═════ Input ═════
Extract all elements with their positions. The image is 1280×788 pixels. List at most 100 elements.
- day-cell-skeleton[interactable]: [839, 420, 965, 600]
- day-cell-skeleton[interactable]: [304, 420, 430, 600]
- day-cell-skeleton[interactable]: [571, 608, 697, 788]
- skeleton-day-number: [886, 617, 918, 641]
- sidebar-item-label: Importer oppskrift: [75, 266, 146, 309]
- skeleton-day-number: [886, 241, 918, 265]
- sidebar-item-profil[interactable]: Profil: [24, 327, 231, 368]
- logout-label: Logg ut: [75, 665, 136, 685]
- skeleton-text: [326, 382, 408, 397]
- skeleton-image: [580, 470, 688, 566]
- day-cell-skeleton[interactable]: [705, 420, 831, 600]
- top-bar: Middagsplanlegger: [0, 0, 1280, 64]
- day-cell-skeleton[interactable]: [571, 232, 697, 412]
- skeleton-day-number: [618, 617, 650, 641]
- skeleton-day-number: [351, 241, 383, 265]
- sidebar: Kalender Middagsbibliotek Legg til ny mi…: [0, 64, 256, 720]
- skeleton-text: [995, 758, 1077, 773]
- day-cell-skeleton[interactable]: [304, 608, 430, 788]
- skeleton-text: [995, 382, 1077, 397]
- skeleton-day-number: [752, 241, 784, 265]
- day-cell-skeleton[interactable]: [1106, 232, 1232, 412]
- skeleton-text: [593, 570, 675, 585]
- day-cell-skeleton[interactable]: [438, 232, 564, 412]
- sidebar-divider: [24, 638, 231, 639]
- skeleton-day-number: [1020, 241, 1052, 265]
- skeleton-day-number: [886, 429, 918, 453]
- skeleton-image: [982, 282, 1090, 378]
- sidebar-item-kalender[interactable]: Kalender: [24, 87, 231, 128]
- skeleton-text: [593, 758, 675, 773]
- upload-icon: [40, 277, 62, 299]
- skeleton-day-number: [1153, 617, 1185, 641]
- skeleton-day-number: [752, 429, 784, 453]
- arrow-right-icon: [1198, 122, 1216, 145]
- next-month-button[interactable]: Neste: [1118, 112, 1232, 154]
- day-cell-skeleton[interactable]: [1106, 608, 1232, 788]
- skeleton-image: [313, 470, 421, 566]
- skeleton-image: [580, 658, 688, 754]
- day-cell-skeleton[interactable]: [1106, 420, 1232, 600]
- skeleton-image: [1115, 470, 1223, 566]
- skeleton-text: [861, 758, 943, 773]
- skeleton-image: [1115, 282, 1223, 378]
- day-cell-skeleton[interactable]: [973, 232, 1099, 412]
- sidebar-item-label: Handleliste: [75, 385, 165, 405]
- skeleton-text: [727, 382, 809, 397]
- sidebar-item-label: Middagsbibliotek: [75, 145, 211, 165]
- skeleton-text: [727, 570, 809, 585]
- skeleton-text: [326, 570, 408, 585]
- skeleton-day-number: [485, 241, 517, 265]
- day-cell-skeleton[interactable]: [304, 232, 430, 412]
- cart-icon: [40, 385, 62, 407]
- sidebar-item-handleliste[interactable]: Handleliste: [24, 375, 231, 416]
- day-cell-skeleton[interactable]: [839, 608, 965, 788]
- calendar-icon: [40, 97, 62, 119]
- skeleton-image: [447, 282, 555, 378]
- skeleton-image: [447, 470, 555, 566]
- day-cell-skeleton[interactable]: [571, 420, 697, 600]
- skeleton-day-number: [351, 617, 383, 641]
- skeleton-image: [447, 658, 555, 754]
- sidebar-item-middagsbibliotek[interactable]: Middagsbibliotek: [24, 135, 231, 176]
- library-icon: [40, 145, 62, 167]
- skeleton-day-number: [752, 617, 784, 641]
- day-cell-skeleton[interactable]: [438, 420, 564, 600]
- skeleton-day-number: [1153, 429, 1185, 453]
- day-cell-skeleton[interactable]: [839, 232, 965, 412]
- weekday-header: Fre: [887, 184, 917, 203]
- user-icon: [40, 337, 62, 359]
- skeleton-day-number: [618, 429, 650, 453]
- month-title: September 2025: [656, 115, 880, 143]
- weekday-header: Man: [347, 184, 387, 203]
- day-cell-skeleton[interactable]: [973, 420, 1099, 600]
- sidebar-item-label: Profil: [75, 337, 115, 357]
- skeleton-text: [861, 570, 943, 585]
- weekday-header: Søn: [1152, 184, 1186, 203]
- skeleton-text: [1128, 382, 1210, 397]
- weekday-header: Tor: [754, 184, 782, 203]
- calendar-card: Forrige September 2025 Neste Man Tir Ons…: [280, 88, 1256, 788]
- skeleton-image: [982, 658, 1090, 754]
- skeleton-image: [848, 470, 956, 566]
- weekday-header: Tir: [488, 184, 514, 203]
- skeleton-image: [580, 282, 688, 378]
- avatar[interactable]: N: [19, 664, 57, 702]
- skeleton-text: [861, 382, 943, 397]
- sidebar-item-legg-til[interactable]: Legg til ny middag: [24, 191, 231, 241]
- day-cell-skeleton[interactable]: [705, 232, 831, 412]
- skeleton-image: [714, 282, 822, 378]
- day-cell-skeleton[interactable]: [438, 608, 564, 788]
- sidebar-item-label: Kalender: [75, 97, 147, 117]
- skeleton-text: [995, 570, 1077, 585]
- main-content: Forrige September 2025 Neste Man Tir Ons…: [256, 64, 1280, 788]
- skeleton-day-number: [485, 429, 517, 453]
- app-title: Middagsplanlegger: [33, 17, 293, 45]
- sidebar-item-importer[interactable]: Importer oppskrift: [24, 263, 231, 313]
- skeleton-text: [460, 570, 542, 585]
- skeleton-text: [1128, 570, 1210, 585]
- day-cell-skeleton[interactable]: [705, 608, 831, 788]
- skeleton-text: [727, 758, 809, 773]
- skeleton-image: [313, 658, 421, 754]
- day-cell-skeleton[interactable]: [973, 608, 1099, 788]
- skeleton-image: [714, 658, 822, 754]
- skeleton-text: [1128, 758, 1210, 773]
═════
:: Problem details ::
Copy the rows above word for word, from the very first row through the row that contains "- skeleton-day-number: [752, 429, 784, 453]", including that row.

:: Solution for this problem ::
Extract all elements with their positions. The image is 1280×788 pixels. List at most 100 elements.
- day-cell-skeleton[interactable]: [839, 420, 965, 600]
- day-cell-skeleton[interactable]: [304, 420, 430, 600]
- day-cell-skeleton[interactable]: [571, 608, 697, 788]
- skeleton-day-number: [886, 617, 918, 641]
- sidebar-item-label: Importer oppskrift: [75, 266, 146, 309]
- skeleton-day-number: [886, 241, 918, 265]
- sidebar-item-profil[interactable]: Profil: [24, 327, 231, 368]
- logout-label: Logg ut: [75, 665, 136, 685]
- skeleton-text: [326, 382, 408, 397]
- skeleton-image: [580, 470, 688, 566]
- day-cell-skeleton[interactable]: [705, 420, 831, 600]
- top-bar: Middagsplanlegger: [0, 0, 1280, 64]
- day-cell-skeleton[interactable]: [571, 232, 697, 412]
- skeleton-day-number: [618, 617, 650, 641]
- skeleton-day-number: [351, 241, 383, 265]
- sidebar: Kalender Middagsbibliotek Legg til ny mi…: [0, 64, 256, 720]
- skeleton-text: [995, 758, 1077, 773]
- day-cell-skeleton[interactable]: [304, 608, 430, 788]
- skeleton-text: [995, 382, 1077, 397]
- skeleton-day-number: [752, 241, 784, 265]
- day-cell-skeleton[interactable]: [1106, 232, 1232, 412]
- skeleton-text: [593, 570, 675, 585]
- day-cell-skeleton[interactable]: [438, 232, 564, 412]
- sidebar-divider: [24, 638, 231, 639]
- skeleton-day-number: [1020, 241, 1052, 265]
- skeleton-day-number: [886, 429, 918, 453]
- skeleton-image: [982, 282, 1090, 378]
- sidebar-item-kalender[interactable]: Kalender: [24, 87, 231, 128]
- skeleton-text: [593, 758, 675, 773]
- upload-icon: [40, 277, 62, 299]
- skeleton-day-number: [1153, 617, 1185, 641]
- skeleton-day-number: [752, 429, 784, 453]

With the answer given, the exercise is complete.